The data:
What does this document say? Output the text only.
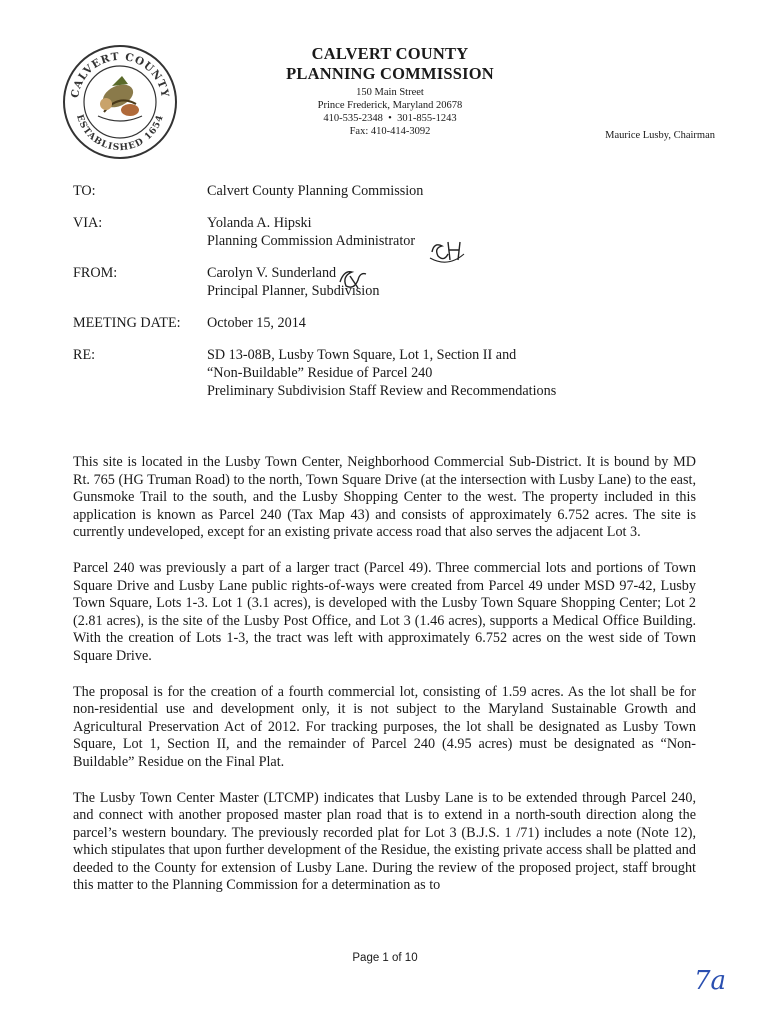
CALVERT COUNTY
ESTABLISHED 1654
CALVERT COUNTY
PLANNING COMMISSION
150 Main Street
Prince Frederick, Maryland 20678
410-535-2348  •  301-855-1243
Fax: 410-414-3092	Maurice Lusby, Chairman
TO:	Calvert County Planning Commission
VIA:	Yolanda A. Hipski
Planning Commission Administrator
FROM:	Carolyn V. Sunderland
Principal Planner, Subdivision
MEETING DATE:	October 15, 2014
RE:	SD 13-08B, Lusby Town Square, Lot 1, Section II and
“Non-Buildable” Residue of Parcel 240
Preliminary Subdivision Staff Review and Recommendations

This site is located in the Lusby Town Center, Neighborhood Commercial Sub-District. It is bound by MD Rt. 765 (HG Truman Road) to the north, Town Square Drive (at the intersection with Lusby Lane) to the east, Gunsmoke Trail to the south, and the Lusby Shopping Center to the west. The property included in this application is known as Parcel 240 (Tax Map 43) and consists of approximately 6.752 acres. The site is currently undeveloped, except for an existing private access road that also serves the adjacent Lot 3.

Parcel 240 was previously a part of a larger tract (Parcel 49). Three commercial lots and portions of Town Square Drive and Lusby Lane public rights-of-ways were created from Parcel 49 under MSD 97-42, Lusby Town Square, Lots 1-3. Lot 1 (3.1 acres), is developed with the Lusby Town Square Shopping Center; Lot 2 (2.81 acres), is the site of the Lusby Post Office, and Lot 3 (1.46 acres), supports a Medical Office Building. With the creation of Lots 1-3, the tract was left with approximately 6.752 acres on the west side of Town Square Drive.

The proposal is for the creation of a fourth commercial lot, consisting of 1.59 acres. As the lot shall be for non-residential use and development only, it is not subject to the Maryland Sustainable Growth and Agricultural Preservation Act of 2012. For tracking purposes, the lot shall be designated as Lusby Town Square, Lot 1, Section II, and the remainder of Parcel 240 (4.95 acres) must be designated as “Non-Buildable” Residue on the Final Plat.

The Lusby Town Center Master (LTCMP) indicates that Lusby Lane is to be extended through Parcel 240, and connect with another proposed master plan road that is to extend in a north-south direction along the parcel’s western boundary. The previously recorded plat for Lot 3 (B.J.S. 1 /71) includes a note (Note 12), which stipulates that upon further development of the Residue, the existing private access shall be platted and deeded to the County for extension of Lusby Lane. During the review of the proposed project, staff brought this matter to the Planning Commission for a determination as to

Page 1 of 10
7a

Task statement:
Using the data above, print every line exactly, omitting pictures.

Correct answer:
What does this document say? Output the text only.
CALVERT COUNTY
ESTABLISHED 1654
CALVERT COUNTY
PLANNING COMMISSION
150 Main Street
Prince Frederick, Maryland 20678
410-535-2348  •  301-855-1243
Fax: 410-414-3092	Maurice Lusby, Chairman
TO:	Calvert County Planning Commission
VIA:	Yolanda A. Hipski
Planning Commission Administrator
FROM:	Carolyn V. Sunderland
Principal Planner, Subdivision
MEETING DATE:	October 15, 2014
RE:	SD 13-08B, Lusby Town Square, Lot 1, Section II and
“Non-Buildable” Residue of Parcel 240
Preliminary Subdivision Staff Review and Recommendations

This site is located in the Lusby Town Center, Neighborhood Commercial Sub-District. It is bound by MD Rt. 765 (HG Truman Road) to the north, Town Square Drive (at the intersection with Lusby Lane) to the east, Gunsmoke Trail to the south, and the Lusby Shopping Center to the west. The property included in this application is known as Parcel 240 (Tax Map 43) and consists of approximately 6.752 acres. The site is currently undeveloped, except for an existing private access road that also serves the adjacent Lot 3.

Parcel 240 was previously a part of a larger tract (Parcel 49). Three commercial lots and portions of Town Square Drive and Lusby Lane public rights-of-ways were created from Parcel 49 under MSD 97-42, Lusby Town Square, Lots 1-3. Lot 1 (3.1 acres), is developed with the Lusby Town Square Shopping Center; Lot 2 (2.81 acres), is the site of the Lusby Post Office, and Lot 3 (1.46 acres), supports a Medical Office Building. With the creation of Lots 1-3, the tract was left with approximately 6.752 acres on the west side of Town Square Drive.

The proposal is for the creation of a fourth commercial lot, consisting of 1.59 acres. As the lot shall be for non-residential use and development only, it is not subject to the Maryland Sustainable Growth and Agricultural Preservation Act of 2012. For tracking purposes, the lot shall be designated as Lusby Town Square, Lot 1, Section II, and the remainder of Parcel 240 (4.95 acres) must be designated as “Non-Buildable” Residue on the Final Plat.

The Lusby Town Center Master (LTCMP) indicates that Lusby Lane is to be extended through Parcel 240, and connect with another proposed master plan road that is to extend in a north-south direction along the parcel’s western boundary. The previously recorded plat for Lot 3 (B.J.S. 1 /71) includes a note (Note 12), which stipulates that upon further development of the Residue, the existing private access shall be platted and deeded to the County for extension of Lusby Lane. During the review of the proposed project, staff brought this matter to the Planning Commission for a determination as to

Page 1 of 10
7a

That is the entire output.